<<<<

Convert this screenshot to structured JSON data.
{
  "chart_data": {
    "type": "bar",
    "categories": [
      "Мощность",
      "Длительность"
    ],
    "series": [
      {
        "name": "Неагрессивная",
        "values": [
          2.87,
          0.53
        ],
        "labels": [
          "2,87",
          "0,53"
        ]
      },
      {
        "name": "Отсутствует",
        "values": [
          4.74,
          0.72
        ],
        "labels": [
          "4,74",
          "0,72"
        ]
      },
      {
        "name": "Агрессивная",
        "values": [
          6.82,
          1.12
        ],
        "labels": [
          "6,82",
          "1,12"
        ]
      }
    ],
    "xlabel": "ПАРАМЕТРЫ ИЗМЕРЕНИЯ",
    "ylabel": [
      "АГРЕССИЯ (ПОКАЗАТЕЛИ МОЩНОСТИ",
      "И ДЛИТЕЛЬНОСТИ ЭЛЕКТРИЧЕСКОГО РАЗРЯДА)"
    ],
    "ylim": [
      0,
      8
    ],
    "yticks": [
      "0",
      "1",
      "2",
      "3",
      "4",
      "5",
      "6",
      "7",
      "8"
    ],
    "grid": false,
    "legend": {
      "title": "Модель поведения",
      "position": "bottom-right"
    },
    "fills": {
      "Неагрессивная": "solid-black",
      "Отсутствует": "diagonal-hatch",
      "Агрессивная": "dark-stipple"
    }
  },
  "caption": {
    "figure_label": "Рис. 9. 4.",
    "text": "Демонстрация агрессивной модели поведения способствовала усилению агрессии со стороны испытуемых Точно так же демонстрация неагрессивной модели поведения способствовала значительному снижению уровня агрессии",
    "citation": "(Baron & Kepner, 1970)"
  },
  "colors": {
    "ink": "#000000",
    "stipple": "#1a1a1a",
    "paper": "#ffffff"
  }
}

>>>>
<<<<

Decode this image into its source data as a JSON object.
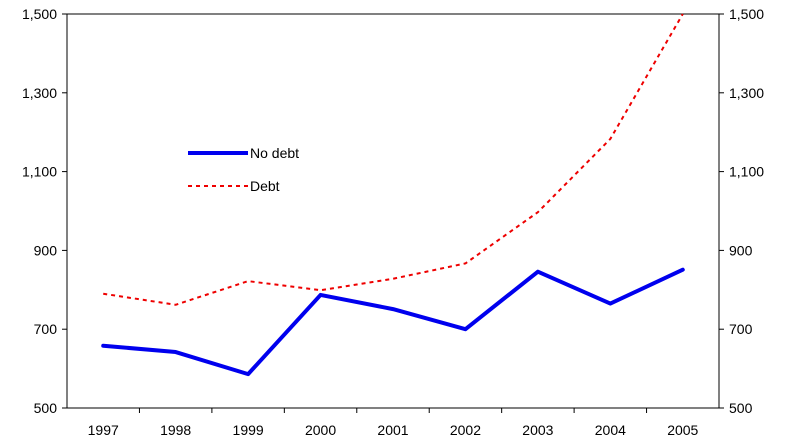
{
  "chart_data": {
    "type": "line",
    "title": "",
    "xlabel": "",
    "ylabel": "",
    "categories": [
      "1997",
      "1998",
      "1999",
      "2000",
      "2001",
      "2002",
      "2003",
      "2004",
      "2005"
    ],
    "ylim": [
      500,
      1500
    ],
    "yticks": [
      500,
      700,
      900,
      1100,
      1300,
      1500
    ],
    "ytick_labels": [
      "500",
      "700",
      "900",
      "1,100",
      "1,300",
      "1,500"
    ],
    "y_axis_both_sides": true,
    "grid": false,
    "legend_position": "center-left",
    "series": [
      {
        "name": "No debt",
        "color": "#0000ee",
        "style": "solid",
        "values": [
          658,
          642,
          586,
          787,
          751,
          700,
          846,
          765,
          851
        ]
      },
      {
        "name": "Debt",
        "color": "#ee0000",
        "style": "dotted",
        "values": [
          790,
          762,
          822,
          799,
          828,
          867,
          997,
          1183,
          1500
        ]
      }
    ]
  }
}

>>>>

■ **What is required**: Say how many lines in the records contain the string "stipple", and say nothing else.

■ **The completed task**: 2